Element data from apps and pages:
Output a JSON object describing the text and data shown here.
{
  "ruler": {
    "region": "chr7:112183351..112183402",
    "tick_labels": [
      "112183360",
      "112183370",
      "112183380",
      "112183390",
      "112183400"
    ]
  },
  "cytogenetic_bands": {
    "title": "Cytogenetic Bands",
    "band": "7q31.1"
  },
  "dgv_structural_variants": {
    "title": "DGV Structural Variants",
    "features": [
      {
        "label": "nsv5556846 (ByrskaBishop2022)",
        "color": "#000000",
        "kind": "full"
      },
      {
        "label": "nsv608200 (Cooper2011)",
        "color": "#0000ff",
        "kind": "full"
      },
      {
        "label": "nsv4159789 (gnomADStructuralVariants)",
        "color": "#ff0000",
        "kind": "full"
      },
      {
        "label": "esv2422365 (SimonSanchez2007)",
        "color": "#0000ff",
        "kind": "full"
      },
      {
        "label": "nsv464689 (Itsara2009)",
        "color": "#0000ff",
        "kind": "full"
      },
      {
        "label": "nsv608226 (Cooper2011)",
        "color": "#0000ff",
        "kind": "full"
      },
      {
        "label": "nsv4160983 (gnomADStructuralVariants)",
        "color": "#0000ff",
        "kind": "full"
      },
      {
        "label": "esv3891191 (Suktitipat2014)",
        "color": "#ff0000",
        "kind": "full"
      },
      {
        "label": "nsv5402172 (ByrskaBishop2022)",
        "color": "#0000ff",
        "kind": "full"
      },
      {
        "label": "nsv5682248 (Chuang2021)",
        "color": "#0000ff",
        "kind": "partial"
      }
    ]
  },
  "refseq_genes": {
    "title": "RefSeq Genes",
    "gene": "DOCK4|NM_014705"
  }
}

_EXERCISE BRIEF_.
From the records above, count the lines that contain "title". Only the number should be written.

_SOLUTION_.
3